Can you output the material exactly as written, minus any pictures it holds?

** start MATERIAL SUPPLIED **

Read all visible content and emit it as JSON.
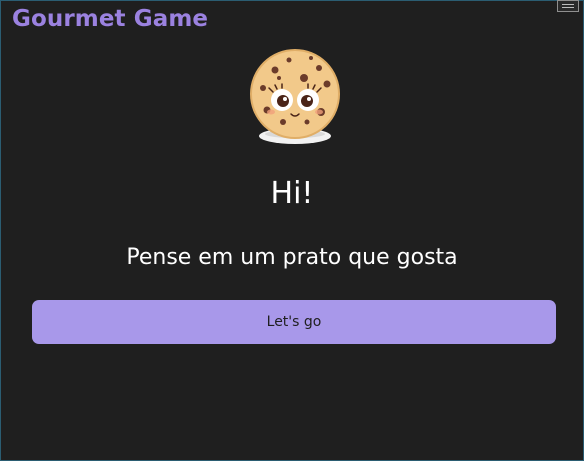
{
  "app": {
    "title": "Gourmet Game"
  },
  "icons": {
    "menu": "hamburger-menu-icon",
    "mascot": "cookie-mascot-icon"
  },
  "main": {
    "greeting": "Hi!",
    "prompt": "Pense em um prato que gosta",
    "start_button_label": "Let's go"
  },
  "colors": {
    "background": "#1f1f1f",
    "title": "#9b82e0",
    "button": "#a898ea",
    "text": "#ffffff"
  }
}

** end MATERIAL SUPPLIED **

- [EXERCISE OUTPUT]
Read all visible content and emit it as JSON.
{
  "app": {
    "title": "Gourmet Game"
  },
  "icons": {
    "menu": "hamburger-menu-icon",
    "mascot": "cookie-mascot-icon"
  },
  "main": {
    "greeting": "Hi!",
    "prompt": "Pense em um prato que gosta",
    "start_button_label": "Let's go"
  },
  "colors": {
    "background": "#1f1f1f",
    "title": "#9b82e0",
    "button": "#a898ea",
    "text": "#ffffff"
  }
}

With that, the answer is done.